Text shown
——————————

20mm cannons aren't exactly the best shipboard weapons on any ship, whether it's a modern even lightly armed cruiser or a lightweight, deep space prowler.  20mm is the kind of weapon that modern infantry fighting vehicles like the old M2 Bradley used against exactly that, infantry.  Mounting those on a ship would be ineffective except inside the ship's corridors where they could be turned against boarders as automated turrets or something of the like.

The 240 is getting closer to something you want, but to put it in perspective, the Abrams main battle tank is equipped with a 120mm cannon, and typically that's too small for modern ships, let alone science fiction or especially science fantasy vessels that could, nay, need the thickness of a nuclear proof bunker loaded with elements like titanium, lead, iridium, and others to make extremely stubbornly indestructible armor just to survive space and all the cosmic radiation, high speed impacts, and other threats in space.  It's why we still haven't launched a mission to Mars and likely won't for a long time cause we can't properly shield our astronauts.

Just wanted to let you know about the calibers your using, but I like the Fists idea, they sound like mean little buggers to attack ground forces with or even enemy fights if the guage and powder is right, like an overpowered AA12 with jet engines.


----------



## ThinkerX (Sep 17, 2015)

Issue with big ship mounted projectile cannons - recoil:

For every action, there is an equal and opposite reaction.

Hence, you fire that gun without compensating for the recoil somehow, you are in effect changing your course - whether you want to or not.  

And yes, G is a unit of acceleration.  Been ages since I did the math, but starting from 'zero' (impossible, as everything in the universe has some motion), you could reach just shy of the speed of light in something on the order of six months (really will have to redo the math again sometime).  BUT - that also takes a giant amount of fuel.  Try doing it with fusion engines...to get a spacecraft the size of a cruise ship to even half light speed will require a fuel mass the size of a large asteroid - something on the order of a couple hundred miles across.  (And then you have to slow down again).

——————————

Information provided
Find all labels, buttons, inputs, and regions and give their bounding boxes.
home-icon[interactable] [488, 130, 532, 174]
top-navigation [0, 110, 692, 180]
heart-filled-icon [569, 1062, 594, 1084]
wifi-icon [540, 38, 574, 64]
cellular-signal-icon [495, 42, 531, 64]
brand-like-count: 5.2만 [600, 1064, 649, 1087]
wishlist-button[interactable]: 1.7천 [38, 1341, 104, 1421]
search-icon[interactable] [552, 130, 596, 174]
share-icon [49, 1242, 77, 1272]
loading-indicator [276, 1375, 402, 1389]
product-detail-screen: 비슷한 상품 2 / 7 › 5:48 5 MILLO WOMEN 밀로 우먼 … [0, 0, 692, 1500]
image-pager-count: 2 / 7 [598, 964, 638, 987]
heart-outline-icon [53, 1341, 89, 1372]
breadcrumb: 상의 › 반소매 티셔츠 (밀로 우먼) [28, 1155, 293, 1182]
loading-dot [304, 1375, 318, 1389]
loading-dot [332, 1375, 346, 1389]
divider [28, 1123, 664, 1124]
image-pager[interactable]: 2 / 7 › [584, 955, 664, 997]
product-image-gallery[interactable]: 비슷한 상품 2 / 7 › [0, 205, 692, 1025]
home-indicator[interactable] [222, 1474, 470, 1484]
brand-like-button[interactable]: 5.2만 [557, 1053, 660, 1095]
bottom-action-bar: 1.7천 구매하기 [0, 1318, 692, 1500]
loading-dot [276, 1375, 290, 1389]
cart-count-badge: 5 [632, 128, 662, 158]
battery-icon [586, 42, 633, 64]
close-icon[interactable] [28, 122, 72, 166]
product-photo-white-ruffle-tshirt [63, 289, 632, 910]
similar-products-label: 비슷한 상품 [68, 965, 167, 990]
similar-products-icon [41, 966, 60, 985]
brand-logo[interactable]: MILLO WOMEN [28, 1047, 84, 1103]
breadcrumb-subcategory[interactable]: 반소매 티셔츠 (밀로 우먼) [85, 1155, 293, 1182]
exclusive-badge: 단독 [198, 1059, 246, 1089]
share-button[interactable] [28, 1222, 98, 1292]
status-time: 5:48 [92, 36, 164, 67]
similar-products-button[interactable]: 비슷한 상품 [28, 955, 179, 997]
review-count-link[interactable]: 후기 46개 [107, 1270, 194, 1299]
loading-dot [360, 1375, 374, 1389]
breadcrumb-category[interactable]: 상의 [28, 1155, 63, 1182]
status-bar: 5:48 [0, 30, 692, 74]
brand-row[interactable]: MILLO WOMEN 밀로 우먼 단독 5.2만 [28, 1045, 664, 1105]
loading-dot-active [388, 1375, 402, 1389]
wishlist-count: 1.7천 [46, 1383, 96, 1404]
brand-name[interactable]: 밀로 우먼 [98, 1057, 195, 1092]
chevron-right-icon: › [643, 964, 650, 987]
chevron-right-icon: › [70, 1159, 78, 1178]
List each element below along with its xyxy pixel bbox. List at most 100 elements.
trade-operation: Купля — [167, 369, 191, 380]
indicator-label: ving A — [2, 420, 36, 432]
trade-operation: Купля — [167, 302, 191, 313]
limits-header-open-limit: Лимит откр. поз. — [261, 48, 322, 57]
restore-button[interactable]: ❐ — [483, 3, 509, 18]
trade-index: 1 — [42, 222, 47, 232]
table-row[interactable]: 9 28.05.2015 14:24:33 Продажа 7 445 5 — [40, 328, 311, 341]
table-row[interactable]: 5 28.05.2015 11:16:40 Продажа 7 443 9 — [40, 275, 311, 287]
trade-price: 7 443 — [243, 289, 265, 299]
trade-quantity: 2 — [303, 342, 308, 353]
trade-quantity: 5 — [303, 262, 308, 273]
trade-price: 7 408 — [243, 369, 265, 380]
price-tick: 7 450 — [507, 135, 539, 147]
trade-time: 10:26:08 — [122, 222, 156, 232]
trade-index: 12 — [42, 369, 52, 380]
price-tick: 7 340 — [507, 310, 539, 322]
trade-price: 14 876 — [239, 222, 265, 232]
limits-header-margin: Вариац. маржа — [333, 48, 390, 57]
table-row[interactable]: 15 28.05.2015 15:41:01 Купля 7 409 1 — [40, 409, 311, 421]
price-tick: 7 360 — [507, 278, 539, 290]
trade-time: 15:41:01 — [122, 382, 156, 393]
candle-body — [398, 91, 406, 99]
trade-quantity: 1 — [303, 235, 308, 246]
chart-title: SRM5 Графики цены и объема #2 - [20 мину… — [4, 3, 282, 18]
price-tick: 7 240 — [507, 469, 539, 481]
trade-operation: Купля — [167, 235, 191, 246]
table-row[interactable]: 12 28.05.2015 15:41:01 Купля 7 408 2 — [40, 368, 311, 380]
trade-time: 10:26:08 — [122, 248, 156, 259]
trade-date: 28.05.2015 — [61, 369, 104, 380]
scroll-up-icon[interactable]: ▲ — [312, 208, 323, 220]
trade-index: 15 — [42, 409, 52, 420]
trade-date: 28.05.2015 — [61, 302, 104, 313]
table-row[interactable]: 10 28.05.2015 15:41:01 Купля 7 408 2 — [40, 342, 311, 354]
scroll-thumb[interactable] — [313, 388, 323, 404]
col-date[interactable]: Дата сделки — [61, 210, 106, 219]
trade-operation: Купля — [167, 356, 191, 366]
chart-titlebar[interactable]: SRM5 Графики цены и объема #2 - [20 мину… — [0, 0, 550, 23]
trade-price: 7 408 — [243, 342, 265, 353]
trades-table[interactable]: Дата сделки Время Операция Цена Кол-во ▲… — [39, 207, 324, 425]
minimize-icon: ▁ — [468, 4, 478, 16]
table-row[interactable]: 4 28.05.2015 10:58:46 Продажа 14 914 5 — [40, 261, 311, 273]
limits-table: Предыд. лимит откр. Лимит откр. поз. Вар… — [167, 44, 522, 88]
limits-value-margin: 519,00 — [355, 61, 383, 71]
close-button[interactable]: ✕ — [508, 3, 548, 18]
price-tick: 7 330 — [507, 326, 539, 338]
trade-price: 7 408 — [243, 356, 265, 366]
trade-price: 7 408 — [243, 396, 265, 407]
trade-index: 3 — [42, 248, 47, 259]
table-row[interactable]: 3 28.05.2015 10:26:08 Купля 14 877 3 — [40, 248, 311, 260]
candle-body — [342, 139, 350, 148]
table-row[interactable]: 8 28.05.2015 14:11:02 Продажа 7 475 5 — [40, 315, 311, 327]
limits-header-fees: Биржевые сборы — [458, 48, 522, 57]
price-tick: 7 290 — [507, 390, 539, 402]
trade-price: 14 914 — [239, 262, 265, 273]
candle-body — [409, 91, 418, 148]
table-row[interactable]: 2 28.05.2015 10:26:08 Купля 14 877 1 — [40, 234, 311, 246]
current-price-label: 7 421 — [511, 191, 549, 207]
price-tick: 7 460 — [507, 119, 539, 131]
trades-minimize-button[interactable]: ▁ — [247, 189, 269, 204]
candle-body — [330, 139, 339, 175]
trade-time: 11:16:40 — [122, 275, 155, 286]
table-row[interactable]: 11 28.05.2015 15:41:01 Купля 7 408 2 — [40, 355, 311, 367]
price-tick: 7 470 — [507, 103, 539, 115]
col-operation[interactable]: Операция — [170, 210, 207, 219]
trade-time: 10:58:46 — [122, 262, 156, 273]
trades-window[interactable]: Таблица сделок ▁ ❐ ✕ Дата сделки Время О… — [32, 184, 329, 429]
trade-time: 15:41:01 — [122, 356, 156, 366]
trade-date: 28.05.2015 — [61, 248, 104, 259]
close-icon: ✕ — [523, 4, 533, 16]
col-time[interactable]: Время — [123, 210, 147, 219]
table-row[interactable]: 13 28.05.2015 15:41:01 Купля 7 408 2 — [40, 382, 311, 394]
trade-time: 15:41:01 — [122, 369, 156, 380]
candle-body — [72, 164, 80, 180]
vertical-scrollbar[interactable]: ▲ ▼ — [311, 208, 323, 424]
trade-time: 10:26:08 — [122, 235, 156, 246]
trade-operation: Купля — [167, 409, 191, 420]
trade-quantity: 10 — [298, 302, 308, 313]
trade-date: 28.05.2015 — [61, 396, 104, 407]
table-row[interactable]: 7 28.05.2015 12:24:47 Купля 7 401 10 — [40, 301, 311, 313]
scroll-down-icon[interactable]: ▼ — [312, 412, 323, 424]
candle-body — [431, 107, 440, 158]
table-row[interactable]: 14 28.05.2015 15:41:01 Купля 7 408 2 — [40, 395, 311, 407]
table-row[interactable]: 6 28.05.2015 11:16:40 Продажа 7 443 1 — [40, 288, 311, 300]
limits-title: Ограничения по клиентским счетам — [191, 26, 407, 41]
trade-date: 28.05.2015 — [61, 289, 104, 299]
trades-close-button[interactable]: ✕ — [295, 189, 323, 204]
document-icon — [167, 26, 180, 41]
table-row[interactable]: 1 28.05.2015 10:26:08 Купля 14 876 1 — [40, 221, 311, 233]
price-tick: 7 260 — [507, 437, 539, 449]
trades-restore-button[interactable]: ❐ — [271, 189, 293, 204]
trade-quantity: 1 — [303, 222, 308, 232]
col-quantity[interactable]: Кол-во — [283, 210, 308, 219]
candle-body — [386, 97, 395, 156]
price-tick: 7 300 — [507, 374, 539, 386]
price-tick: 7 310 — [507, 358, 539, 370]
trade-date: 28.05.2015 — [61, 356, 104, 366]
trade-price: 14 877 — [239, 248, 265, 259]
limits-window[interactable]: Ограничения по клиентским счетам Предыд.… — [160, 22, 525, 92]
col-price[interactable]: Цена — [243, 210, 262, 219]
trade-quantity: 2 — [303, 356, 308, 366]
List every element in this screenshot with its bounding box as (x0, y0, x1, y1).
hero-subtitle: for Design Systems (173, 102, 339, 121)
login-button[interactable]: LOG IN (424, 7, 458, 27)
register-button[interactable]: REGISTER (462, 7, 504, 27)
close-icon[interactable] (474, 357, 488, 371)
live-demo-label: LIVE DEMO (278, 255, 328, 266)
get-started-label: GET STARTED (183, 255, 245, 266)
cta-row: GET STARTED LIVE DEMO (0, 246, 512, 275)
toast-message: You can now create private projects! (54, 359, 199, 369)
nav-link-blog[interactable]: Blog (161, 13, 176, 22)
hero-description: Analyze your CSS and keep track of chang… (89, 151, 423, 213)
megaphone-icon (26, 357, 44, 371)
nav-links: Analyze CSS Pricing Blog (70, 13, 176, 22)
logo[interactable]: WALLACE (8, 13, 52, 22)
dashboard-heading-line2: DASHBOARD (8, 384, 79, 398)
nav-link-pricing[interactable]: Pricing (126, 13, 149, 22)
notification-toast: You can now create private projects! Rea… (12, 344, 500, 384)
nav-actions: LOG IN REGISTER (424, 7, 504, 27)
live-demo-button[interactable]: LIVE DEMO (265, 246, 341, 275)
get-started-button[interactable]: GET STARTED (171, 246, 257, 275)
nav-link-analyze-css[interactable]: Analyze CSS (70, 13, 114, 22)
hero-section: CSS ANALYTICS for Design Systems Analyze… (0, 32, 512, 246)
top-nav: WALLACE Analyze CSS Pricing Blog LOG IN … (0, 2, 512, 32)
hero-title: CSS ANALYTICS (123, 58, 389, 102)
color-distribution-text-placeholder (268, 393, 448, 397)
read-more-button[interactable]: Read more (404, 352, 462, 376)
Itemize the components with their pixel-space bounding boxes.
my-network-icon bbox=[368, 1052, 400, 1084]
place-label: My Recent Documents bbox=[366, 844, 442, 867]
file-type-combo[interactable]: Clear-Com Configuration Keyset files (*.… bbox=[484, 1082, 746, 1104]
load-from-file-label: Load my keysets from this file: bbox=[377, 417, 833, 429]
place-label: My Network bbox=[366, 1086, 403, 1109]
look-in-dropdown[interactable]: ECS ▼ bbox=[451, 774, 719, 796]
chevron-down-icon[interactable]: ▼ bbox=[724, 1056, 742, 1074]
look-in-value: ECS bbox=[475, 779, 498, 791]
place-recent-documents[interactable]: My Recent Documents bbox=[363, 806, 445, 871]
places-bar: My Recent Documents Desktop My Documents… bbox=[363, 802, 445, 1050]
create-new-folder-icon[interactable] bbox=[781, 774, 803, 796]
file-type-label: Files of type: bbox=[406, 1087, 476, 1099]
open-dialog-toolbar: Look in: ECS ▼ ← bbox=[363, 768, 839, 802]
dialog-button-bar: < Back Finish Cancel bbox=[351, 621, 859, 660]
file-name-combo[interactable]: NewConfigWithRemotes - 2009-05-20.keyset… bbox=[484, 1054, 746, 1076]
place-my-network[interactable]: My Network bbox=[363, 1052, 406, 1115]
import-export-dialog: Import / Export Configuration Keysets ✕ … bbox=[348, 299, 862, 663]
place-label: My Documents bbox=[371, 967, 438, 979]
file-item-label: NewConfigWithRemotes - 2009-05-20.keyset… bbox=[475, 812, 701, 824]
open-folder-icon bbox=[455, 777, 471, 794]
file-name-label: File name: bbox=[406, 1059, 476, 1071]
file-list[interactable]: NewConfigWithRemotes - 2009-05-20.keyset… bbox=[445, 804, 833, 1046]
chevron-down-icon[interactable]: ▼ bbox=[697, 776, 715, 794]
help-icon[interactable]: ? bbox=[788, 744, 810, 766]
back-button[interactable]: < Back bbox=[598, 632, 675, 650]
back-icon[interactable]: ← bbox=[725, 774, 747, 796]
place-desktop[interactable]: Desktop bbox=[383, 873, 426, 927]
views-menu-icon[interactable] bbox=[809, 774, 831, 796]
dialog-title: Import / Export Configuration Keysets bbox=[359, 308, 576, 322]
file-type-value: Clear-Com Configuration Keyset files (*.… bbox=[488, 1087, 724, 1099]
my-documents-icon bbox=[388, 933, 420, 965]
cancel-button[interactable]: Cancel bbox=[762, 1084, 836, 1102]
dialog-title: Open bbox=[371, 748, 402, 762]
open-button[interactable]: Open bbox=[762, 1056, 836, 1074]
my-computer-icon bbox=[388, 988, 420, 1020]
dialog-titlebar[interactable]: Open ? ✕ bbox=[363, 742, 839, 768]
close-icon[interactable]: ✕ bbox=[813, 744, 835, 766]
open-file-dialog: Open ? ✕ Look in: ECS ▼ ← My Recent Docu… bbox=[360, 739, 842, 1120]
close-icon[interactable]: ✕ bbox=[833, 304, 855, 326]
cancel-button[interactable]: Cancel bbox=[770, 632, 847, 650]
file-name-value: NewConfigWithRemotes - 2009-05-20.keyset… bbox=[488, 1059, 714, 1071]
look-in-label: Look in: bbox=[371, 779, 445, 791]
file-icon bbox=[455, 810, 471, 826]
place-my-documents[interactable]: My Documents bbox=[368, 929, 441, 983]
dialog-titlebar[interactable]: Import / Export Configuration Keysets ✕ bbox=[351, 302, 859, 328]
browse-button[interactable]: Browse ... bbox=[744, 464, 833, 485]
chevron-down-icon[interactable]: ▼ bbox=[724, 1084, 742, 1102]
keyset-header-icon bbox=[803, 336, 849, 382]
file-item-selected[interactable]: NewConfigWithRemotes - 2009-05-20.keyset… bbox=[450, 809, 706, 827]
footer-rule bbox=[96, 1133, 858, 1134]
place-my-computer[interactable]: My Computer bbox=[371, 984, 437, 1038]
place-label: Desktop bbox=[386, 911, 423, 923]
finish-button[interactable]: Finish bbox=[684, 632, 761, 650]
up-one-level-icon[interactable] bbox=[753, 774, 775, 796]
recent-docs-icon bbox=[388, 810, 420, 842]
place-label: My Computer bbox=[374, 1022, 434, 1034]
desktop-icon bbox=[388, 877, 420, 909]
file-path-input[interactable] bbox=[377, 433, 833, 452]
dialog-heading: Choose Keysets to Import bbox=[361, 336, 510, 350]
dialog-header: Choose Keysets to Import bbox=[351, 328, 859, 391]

——————————

Request 1
In the forum thread on spaceship weapons, what size cannon is the Abrams main battle tank said to carry?
Request 2
Write the next part of the forum thread on spaceship weapons, picking up after its final sentence.
The items are separate material from the forum thread on spaceship weapons.

Final answer 1
A 120mm cannon.

Final answer 2
For the past year, I have been closely following a series of threads on another site discussing a very debatable option that does not use propellant (fuel), though even if it is valid (huge 'if') top acceleration would be on the order of 0.1 gravities, and probably far less than that.  Something on the order of 20 - 30 years to get to Alpha Centari.     

At .95 light speed, 'time dilation' is about 3 to 1.  Hence, you head for a star fifteen light years off at that speed, only 5 years passes for the crew.


----------



## psychotick (Sep 17, 2015)

Hi,

OK, to add to the others, 1g is the force equivalent to the acceleration in Earth's gravitational field. If you fell on Earth and there was no air for friction to slow you down, your velocity would increase by 9.8 metres per second every second. So at one second you're falling at 9.8 m/s. At two seconds 19.6 m/s. At 3 seconds 29.4 m/s and so on. If you on the other hand stand on the surface of the earth while gravity pulls you down at this acceleration, the force you feel is called one g. And to reach the speed of light accelerating at one g, takes 330,000,000 / 9.8 seconds or 389 days. To reach Alpha Centauri at this acceleration and assuming you can't exceed the speed of light, would take about five and a half years. To accelerate faster is possible but the forces on the body increase proportionally. So say your ship accelerated at two gs, the typical 80 kg guy would feel as though he weighed 160 kg, and the strain on his bodily organs would have increased proportionally as well. Falls of course, would be a major safety issue. So really, unless you've got some magical sci fi way of countering the accelerative forces - eg inertial stabilisers from Star Trek, anything much more than one g is not an option.

Cheers, Greg.


----------



## Androxine Vortex (Sep 18, 2015)

As I can not contribute much on this subject, I, being someone who only writes in fantasy, will tell you the secret weapon available to every fantasy writer when trying to explain something...

Magic.
It fixes every problem


----------



## Galahad W-528 (Sep 19, 2015)

Magnetic Recoilless Cannons!  Or maybe auxiliary compensators scattered throughout the ship to adjust trajectories that could be used for all sorts of aeronautics and maneuvers.

I don't know much about acceleration, I've only ever taken a basic physics class so far, but I do remember reading somewhere that it could be possible to cause a dip in the fabric of space using (I vaguely remember) gravity, essentially encapsulating yourself in a bubble of space that on the inside isn't going very fast and not breaking any light speed rules, but on the outside be constantly accelerating till the halfway point where you just slam the brakes by reversing the tilt of your gravitational bubble.  It would mean generating your own gravity, but it sounds more effective than just brute forcing it through space on literally a ship load of fuel.  You'd be going faster than light but technically not breaking the speed rule since the ship's motion wouldn't be very fast at all (if anything, you probably don't want to try just dipping out of the faster than light bubble if you don't want to be spaggettified or something crazy like that).

All said and done, you could just make up something believable and roll with that instead.  This is a fantasy writing forum, no one is going to slam you for mixing the genres a little.


----------



## Queshire (Sep 19, 2015)

Personally, despite the tag line saying "The Art of Fantasy Storytelling" I think that anyone on this site who would have a problem with non-fantasy writing or questions would have to be an ass.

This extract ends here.